(Figure dataset records)
(begin)
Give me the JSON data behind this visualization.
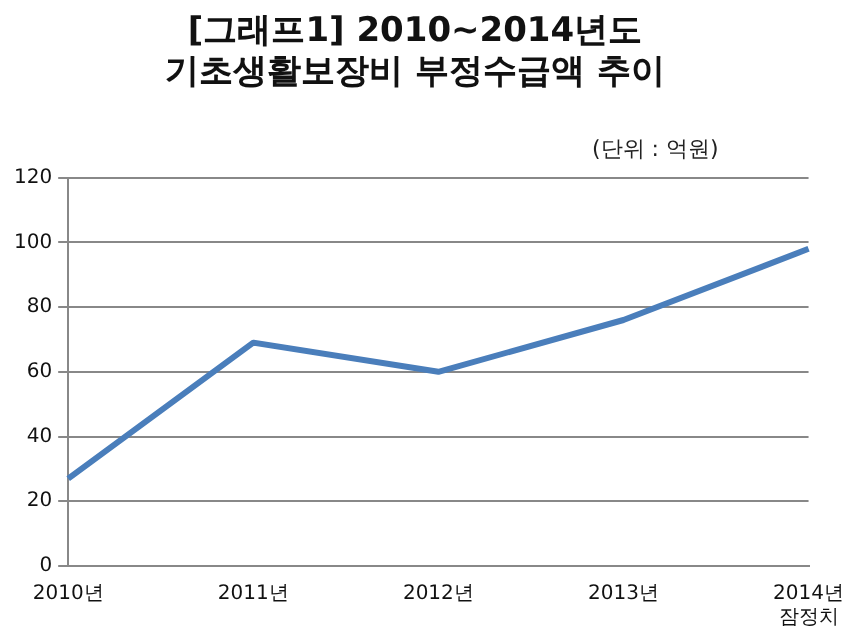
{
  "chart_data": {
    "type": "line",
    "title": "[그래프1] 2010~2014년도\n기초생활보장비 부정수급액 추이",
    "annotations": [
      "(단위 : 억원)"
    ],
    "categories": [
      "2010년",
      "2011년",
      "2012년",
      "2013년",
      "2014년\n잠정치"
    ],
    "series": [
      {
        "color": "#4a7ebb",
        "values": [
          27,
          69,
          60,
          76,
          98
        ]
      }
    ],
    "ylim": [
      0,
      120
    ],
    "yticks": [
      0,
      20,
      40,
      60,
      80,
      100,
      120
    ],
    "grid": "y",
    "legend": false,
    "marker": "none",
    "line_style": "solid"
  }
}
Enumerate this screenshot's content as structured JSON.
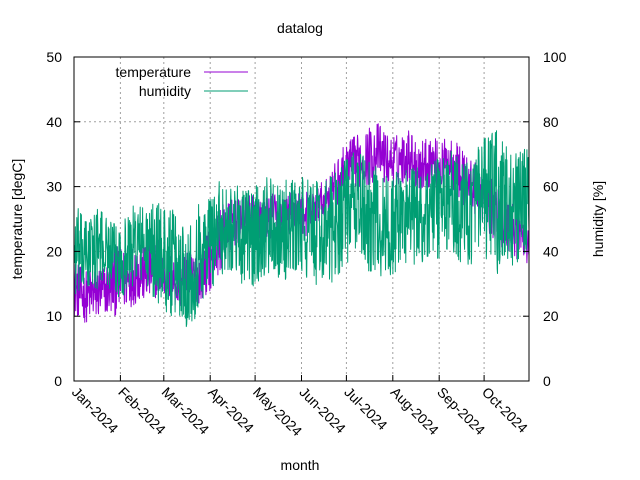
{
  "chart_data": {
    "type": "line",
    "title": "datalog",
    "xlabel": "month",
    "ylabel_left": "temperature [degC]",
    "ylabel_right": "humidity [%]",
    "ylim_left": [
      0,
      50
    ],
    "ylim_right": [
      0,
      100
    ],
    "yticks_left": [
      0,
      10,
      20,
      30,
      40,
      50
    ],
    "yticks_right": [
      0,
      20,
      40,
      60,
      80,
      100
    ],
    "xlim": [
      "2024-01-01",
      "2024-10-31"
    ],
    "x_ticks": [
      {
        "date": "2024-01-01",
        "label": "Jan-2024"
      },
      {
        "date": "2024-02-01",
        "label": "Feb-2024"
      },
      {
        "date": "2024-03-01",
        "label": "Mar-2024"
      },
      {
        "date": "2024-04-01",
        "label": "Apr-2024"
      },
      {
        "date": "2024-05-01",
        "label": "May-2024"
      },
      {
        "date": "2024-06-01",
        "label": "Jun-2024"
      },
      {
        "date": "2024-07-01",
        "label": "Jul-2024"
      },
      {
        "date": "2024-08-01",
        "label": "Aug-2024"
      },
      {
        "date": "2024-09-01",
        "label": "Sep-2024"
      },
      {
        "date": "2024-10-01",
        "label": "Oct-2024"
      }
    ],
    "grid": true,
    "legend_position": "top-left",
    "series": [
      {
        "name": "temperature",
        "axis": "left",
        "color": "#9400d3",
        "x": [
          "2024-01-01",
          "2024-01-08",
          "2024-01-15",
          "2024-01-22",
          "2024-01-29",
          "2024-02-05",
          "2024-02-12",
          "2024-02-19",
          "2024-02-26",
          "2024-03-04",
          "2024-03-11",
          "2024-03-18",
          "2024-03-25",
          "2024-04-01",
          "2024-04-08",
          "2024-04-15",
          "2024-04-22",
          "2024-04-29",
          "2024-05-06",
          "2024-05-13",
          "2024-05-20",
          "2024-05-27",
          "2024-06-03",
          "2024-06-10",
          "2024-06-17",
          "2024-06-24",
          "2024-07-01",
          "2024-07-08",
          "2024-07-15",
          "2024-07-22",
          "2024-07-29",
          "2024-08-05",
          "2024-08-12",
          "2024-08-19",
          "2024-08-26",
          "2024-09-02",
          "2024-09-09",
          "2024-09-16",
          "2024-09-23",
          "2024-09-30",
          "2024-10-07",
          "2024-10-14",
          "2024-10-21",
          "2024-10-28"
        ],
        "y": [
          15,
          13,
          14,
          13,
          16,
          15,
          17,
          16,
          18,
          15,
          14,
          16,
          15,
          19,
          22,
          24,
          25,
          26,
          25,
          26,
          25,
          27,
          26,
          27,
          28,
          30,
          32,
          33,
          34,
          35,
          34,
          34,
          35,
          33,
          34,
          33,
          34,
          32,
          31,
          29,
          27,
          25,
          24,
          22
        ],
        "min": [
          10,
          9,
          9,
          10,
          10,
          11,
          12,
          12,
          13,
          12,
          11,
          12,
          12,
          14,
          17,
          20,
          22,
          22,
          22,
          22,
          21,
          23,
          22,
          24,
          25,
          26,
          29,
          30,
          30,
          31,
          30,
          30,
          31,
          29,
          30,
          29,
          30,
          27,
          26,
          24,
          22,
          20,
          19,
          18
        ],
        "max": [
          19,
          17,
          18,
          18,
          21,
          20,
          22,
          21,
          23,
          20,
          19,
          20,
          20,
          24,
          27,
          28,
          28,
          29,
          28,
          29,
          28,
          30,
          29,
          30,
          31,
          34,
          37,
          38,
          39,
          40,
          38,
          38,
          39,
          37,
          38,
          37,
          38,
          36,
          34,
          33,
          31,
          29,
          28,
          26
        ]
      },
      {
        "name": "humidity",
        "axis": "right",
        "color": "#009e73",
        "x": [
          "2024-01-01",
          "2024-01-08",
          "2024-01-15",
          "2024-01-22",
          "2024-01-29",
          "2024-02-05",
          "2024-02-12",
          "2024-02-19",
          "2024-02-26",
          "2024-03-04",
          "2024-03-11",
          "2024-03-18",
          "2024-03-25",
          "2024-04-01",
          "2024-04-08",
          "2024-04-15",
          "2024-04-22",
          "2024-04-29",
          "2024-05-06",
          "2024-05-13",
          "2024-05-20",
          "2024-05-27",
          "2024-06-03",
          "2024-06-10",
          "2024-06-17",
          "2024-06-24",
          "2024-07-01",
          "2024-07-08",
          "2024-07-15",
          "2024-07-22",
          "2024-07-29",
          "2024-08-05",
          "2024-08-12",
          "2024-08-19",
          "2024-08-26",
          "2024-09-02",
          "2024-09-09",
          "2024-09-16",
          "2024-09-23",
          "2024-09-30",
          "2024-10-07",
          "2024-10-14",
          "2024-10-21",
          "2024-10-28"
        ],
        "y": [
          40,
          38,
          42,
          40,
          36,
          38,
          44,
          42,
          40,
          38,
          36,
          34,
          40,
          44,
          48,
          50,
          48,
          46,
          50,
          52,
          48,
          50,
          52,
          50,
          48,
          52,
          54,
          56,
          52,
          50,
          48,
          50,
          52,
          50,
          54,
          56,
          58,
          54,
          56,
          58,
          62,
          56,
          54,
          52
        ],
        "min": [
          24,
          26,
          28,
          30,
          26,
          26,
          30,
          28,
          24,
          20,
          18,
          16,
          22,
          28,
          32,
          34,
          30,
          28,
          32,
          34,
          30,
          32,
          30,
          30,
          28,
          32,
          36,
          38,
          34,
          32,
          30,
          34,
          36,
          34,
          36,
          38,
          40,
          36,
          36,
          38,
          30,
          34,
          36,
          36
        ],
        "max": [
          56,
          50,
          54,
          52,
          48,
          52,
          56,
          54,
          56,
          54,
          52,
          50,
          56,
          60,
          62,
          62,
          60,
          60,
          62,
          64,
          62,
          62,
          64,
          62,
          62,
          66,
          70,
          72,
          68,
          66,
          64,
          66,
          68,
          66,
          70,
          70,
          72,
          68,
          70,
          74,
          80,
          74,
          70,
          72
        ]
      }
    ]
  }
}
(end)
Aim of the exercise: Transcribe the records above exactly, omitting every picture they contain.

Correct output:
Give me the JSON data behind this visualization.
{
  "chart_data": {
    "type": "line",
    "title": "[그래프1] 2010~2014년도\n기초생활보장비 부정수급액 추이",
    "annotations": [
      "(단위 : 억원)"
    ],
    "categories": [
      "2010년",
      "2011년",
      "2012년",
      "2013년",
      "2014년\n잠정치"
    ],
    "series": [
      {
        "color": "#4a7ebb",
        "values": [
          27,
          69,
          60,
          76,
          98
        ]
      }
    ],
    "ylim": [
      0,
      120
    ],
    "yticks": [
      0,
      20,
      40,
      60,
      80,
      100,
      120
    ],
    "grid": "y",
    "legend": false,
    "marker": "none",
    "line_style": "solid"
  }
}
Enumerate this screenshot's content as structured JSON.
{
  "chart_data": {
    "type": "line",
    "title": "datalog",
    "xlabel": "month",
    "ylabel_left": "temperature [degC]",
    "ylabel_right": "humidity [%]",
    "ylim_left": [
      0,
      50
    ],
    "ylim_right": [
      0,
      100
    ],
    "yticks_left": [
      0,
      10,
      20,
      30,
      40,
      50
    ],
    "yticks_right": [
      0,
      20,
      40,
      60,
      80,
      100
    ],
    "xlim": [
      "2024-01-01",
      "2024-10-31"
    ],
    "x_ticks": [
      {
        "date": "2024-01-01",
        "label": "Jan-2024"
      },
      {
        "date": "2024-02-01",
        "label": "Feb-2024"
      },
      {
        "date": "2024-03-01",
        "label": "Mar-2024"
      },
      {
        "date": "2024-04-01",
        "label": "Apr-2024"
      },
      {
        "date": "2024-05-01",
        "label": "May-2024"
      },
      {
        "date": "2024-06-01",
        "label": "Jun-2024"
      },
      {
        "date": "2024-07-01",
        "label": "Jul-2024"
      },
      {
        "date": "2024-08-01",
        "label": "Aug-2024"
      },
      {
        "date": "2024-09-01",
        "label": "Sep-2024"
      },
      {
        "date": "2024-10-01",
        "label": "Oct-2024"
      }
    ],
    "grid": true,
    "legend_position": "top-left",
    "series": [
      {
        "name": "temperature",
        "axis": "left",
        "color": "#9400d3",
        "x": [
          "2024-01-01",
          "2024-01-08",
          "2024-01-15",
          "2024-01-22",
          "2024-01-29",
          "2024-02-05",
          "2024-02-12",
          "2024-02-19",
          "2024-02-26",
          "2024-03-04",
          "2024-03-11",
          "2024-03-18",
          "2024-03-25",
          "2024-04-01",
          "2024-04-08",
          "2024-04-15",
          "2024-04-22",
          "2024-04-29",
          "2024-05-06",
          "2024-05-13",
          "2024-05-20",
          "2024-05-27",
          "2024-06-03",
          "2024-06-10",
          "2024-06-17",
          "2024-06-24",
          "2024-07-01",
          "2024-07-08",
          "2024-07-15",
          "2024-07-22",
          "2024-07-29",
          "2024-08-05",
          "2024-08-12",
          "2024-08-19",
          "2024-08-26",
          "2024-09-02",
          "2024-09-09",
          "2024-09-16",
          "2024-09-23",
          "2024-09-30",
          "2024-10-07",
          "2024-10-14",
          "2024-10-21",
          "2024-10-28"
        ],
        "y": [
          15,
          13,
          14,
          13,
          16,
          15,
          17,
          16,
          18,
          15,
          14,
          16,
          15,
          19,
          22,
          24,
          25,
          26,
          25,
          26,
          25,
          27,
          26,
          27,
          28,
          30,
          32,
          33,
          34,
          35,
          34,
          34,
          35,
          33,
          34,
          33,
          34,
          32,
          31,
          29,
          27,
          25,
          24,
          22
        ],
        "min": [
          10,
          9,
          9,
          10,
          10,
          11,
          12,
          12,
          13,
          12,
          11,
          12,
          12,
          14,
          17,
          20,
          22,
          22,
          22,
          22,
          21,
          23,
          22,
          24,
          25,
          26,
          29,
          30,
          30,
          31,
          30,
          30,
          31,
          29,
          30,
          29,
          30,
          27,
          26,
          24,
          22,
          20,
          19,
          18
        ],
        "max": [
          19,
          17,
          18,
          18,
          21,
          20,
          22,
          21,
          23,
          20,
          19,
          20,
          20,
          24,
          27,
          28,
          28,
          29,
          28,
          29,
          28,
          30,
          29,
          30,
          31,
          34,
          37,
          38,
          39,
          40,
          38,
          38,
          39,
          37,
          38,
          37,
          38,
          36,
          34,
          33,
          31,
          29,
          28,
          26
        ]
      },
      {
        "name": "humidity",
        "axis": "right",
        "color": "#009e73",
        "x": [
          "2024-01-01",
          "2024-01-08",
          "2024-01-15",
          "2024-01-22",
          "2024-01-29",
          "2024-02-05",
          "2024-02-12",
          "2024-02-19",
          "2024-02-26",
          "2024-03-04",
          "2024-03-11",
          "2024-03-18",
          "2024-03-25",
          "2024-04-01",
          "2024-04-08",
          "2024-04-15",
          "2024-04-22",
          "2024-04-29",
          "2024-05-06",
          "2024-05-13",
          "2024-05-20",
          "2024-05-27",
          "2024-06-03",
          "2024-06-10",
          "2024-06-17",
          "2024-06-24",
          "2024-07-01",
          "2024-07-08",
          "2024-07-15",
          "2024-07-22",
          "2024-07-29",
          "2024-08-05",
          "2024-08-12",
          "2024-08-19",
          "2024-08-26",
          "2024-09-02",
          "2024-09-09",
          "2024-09-16",
          "2024-09-23",
          "2024-09-30",
          "2024-10-07",
          "2024-10-14",
          "2024-10-21",
          "2024-10-28"
        ],
        "y": [
          40,
          38,
          42,
          40,
          36,
          38,
          44,
          42,
          40,
          38,
          36,
          34,
          40,
          44,
          48,
          50,
          48,
          46,
          50,
          52,
          48,
          50,
          52,
          50,
          48,
          52,
          54,
          56,
          52,
          50,
          48,
          50,
          52,
          50,
          54,
          56,
          58,
          54,
          56,
          58,
          62,
          56,
          54,
          52
        ],
        "min": [
          24,
          26,
          28,
          30,
          26,
          26,
          30,
          28,
          24,
          20,
          18,
          16,
          22,
          28,
          32,
          34,
          30,
          28,
          32,
          34,
          30,
          32,
          30,
          30,
          28,
          32,
          36,
          38,
          34,
          32,
          30,
          34,
          36,
          34,
          36,
          38,
          40,
          36,
          36,
          38,
          30,
          34,
          36,
          36
        ],
        "max": [
          56,
          50,
          54,
          52,
          48,
          52,
          56,
          54,
          56,
          54,
          52,
          50,
          56,
          60,
          62,
          62,
          60,
          60,
          62,
          64,
          62,
          62,
          64,
          62,
          62,
          66,
          70,
          72,
          68,
          66,
          64,
          66,
          68,
          66,
          70,
          70,
          72,
          68,
          70,
          74,
          80,
          74,
          70,
          72
        ]
      }
    ]
  }
}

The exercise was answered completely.